Go through the entries one line at a time, and gather every line that has the word "Latencies".
::::::::::
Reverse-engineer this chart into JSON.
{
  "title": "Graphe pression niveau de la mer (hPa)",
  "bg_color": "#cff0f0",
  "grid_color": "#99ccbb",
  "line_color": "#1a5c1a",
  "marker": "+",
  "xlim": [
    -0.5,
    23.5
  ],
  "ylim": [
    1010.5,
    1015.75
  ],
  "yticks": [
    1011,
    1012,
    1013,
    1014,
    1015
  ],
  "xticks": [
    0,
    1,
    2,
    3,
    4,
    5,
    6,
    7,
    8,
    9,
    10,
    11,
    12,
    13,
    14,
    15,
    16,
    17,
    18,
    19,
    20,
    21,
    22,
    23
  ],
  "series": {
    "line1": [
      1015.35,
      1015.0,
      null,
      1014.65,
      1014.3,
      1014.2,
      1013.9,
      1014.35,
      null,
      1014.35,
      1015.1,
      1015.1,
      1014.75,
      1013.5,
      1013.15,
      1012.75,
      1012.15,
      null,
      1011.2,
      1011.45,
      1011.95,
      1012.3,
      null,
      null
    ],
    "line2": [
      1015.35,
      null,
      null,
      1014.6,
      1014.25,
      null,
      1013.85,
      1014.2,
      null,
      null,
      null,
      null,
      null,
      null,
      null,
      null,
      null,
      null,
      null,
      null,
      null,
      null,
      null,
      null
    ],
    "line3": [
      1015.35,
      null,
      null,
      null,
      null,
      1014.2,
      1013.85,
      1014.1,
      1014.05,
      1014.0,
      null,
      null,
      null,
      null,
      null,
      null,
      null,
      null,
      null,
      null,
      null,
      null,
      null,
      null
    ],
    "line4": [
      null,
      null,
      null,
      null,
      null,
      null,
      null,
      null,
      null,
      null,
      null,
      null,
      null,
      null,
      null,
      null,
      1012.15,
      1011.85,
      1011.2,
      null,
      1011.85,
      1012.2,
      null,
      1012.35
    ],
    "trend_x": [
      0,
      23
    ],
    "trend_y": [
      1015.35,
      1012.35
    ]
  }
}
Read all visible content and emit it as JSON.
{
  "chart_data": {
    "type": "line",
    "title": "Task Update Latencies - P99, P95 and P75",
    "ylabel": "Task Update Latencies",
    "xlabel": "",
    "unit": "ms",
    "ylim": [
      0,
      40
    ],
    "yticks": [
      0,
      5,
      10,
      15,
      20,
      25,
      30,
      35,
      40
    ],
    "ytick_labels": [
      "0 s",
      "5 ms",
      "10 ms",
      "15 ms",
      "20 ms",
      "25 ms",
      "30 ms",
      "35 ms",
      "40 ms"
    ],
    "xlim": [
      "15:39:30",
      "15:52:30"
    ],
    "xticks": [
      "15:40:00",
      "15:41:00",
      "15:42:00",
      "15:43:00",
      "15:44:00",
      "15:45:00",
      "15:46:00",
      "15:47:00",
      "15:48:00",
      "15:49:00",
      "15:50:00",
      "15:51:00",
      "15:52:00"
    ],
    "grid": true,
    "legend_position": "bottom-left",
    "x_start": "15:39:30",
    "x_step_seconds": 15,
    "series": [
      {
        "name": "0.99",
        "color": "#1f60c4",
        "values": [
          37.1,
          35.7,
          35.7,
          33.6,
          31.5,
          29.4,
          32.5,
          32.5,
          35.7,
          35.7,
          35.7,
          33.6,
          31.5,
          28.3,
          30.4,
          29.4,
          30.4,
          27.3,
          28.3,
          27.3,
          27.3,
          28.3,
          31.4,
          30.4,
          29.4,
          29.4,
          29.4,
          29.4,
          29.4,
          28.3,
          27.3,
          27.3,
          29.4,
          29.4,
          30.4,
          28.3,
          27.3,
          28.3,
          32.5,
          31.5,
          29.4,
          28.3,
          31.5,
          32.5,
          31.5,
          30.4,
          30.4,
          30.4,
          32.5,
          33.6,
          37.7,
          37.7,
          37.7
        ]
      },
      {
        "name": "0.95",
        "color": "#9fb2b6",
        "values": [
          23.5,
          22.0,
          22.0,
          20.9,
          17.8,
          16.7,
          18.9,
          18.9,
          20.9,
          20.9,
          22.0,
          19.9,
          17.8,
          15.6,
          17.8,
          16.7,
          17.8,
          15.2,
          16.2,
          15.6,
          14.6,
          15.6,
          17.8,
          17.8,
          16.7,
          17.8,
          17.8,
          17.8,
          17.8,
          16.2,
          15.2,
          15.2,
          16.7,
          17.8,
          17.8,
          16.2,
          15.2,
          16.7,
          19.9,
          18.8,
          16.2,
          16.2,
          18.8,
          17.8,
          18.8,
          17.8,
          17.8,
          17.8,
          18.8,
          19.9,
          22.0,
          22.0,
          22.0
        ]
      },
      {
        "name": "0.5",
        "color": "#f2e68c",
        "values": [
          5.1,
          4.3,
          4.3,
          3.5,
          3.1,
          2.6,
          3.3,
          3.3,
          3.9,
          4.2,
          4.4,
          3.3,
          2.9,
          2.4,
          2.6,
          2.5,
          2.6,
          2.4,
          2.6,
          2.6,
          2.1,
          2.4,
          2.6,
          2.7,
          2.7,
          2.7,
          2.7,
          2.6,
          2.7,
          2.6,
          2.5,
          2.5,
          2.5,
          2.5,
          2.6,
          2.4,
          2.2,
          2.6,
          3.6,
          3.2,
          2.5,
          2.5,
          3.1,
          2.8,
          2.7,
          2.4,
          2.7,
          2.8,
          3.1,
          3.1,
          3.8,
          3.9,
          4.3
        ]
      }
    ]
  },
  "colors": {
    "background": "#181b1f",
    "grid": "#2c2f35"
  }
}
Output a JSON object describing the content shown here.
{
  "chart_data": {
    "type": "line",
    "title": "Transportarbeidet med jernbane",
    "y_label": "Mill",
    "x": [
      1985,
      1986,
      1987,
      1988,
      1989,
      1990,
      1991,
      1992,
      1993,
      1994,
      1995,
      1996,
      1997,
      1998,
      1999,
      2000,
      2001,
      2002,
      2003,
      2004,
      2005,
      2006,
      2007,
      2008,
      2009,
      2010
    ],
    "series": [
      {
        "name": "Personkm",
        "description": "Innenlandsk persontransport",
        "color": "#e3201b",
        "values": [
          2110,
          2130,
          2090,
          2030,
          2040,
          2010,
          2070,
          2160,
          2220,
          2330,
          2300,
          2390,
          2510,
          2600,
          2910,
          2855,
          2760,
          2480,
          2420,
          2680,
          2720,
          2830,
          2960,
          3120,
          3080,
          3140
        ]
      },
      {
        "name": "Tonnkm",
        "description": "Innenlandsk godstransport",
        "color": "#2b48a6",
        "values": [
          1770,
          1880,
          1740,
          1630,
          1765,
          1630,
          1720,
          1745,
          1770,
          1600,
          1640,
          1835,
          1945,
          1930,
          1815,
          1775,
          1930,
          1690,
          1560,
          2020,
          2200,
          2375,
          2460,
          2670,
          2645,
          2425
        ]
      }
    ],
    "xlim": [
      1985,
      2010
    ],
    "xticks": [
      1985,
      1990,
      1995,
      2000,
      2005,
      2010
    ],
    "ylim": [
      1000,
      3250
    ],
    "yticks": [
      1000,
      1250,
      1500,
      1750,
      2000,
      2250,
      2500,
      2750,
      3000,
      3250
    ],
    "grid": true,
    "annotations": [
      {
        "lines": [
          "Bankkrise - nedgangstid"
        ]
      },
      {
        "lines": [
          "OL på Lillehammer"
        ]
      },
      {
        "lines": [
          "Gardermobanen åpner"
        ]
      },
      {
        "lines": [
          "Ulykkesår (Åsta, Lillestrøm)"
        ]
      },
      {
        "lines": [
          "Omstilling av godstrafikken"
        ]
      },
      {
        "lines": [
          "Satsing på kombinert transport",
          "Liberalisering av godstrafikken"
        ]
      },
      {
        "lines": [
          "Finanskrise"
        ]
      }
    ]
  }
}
::::::::::
→ **COMPLETE OUTPUT**
    "title": "Task Update Latencies - P99, P95 and P75",
    "ylabel": "Task Update Latencies",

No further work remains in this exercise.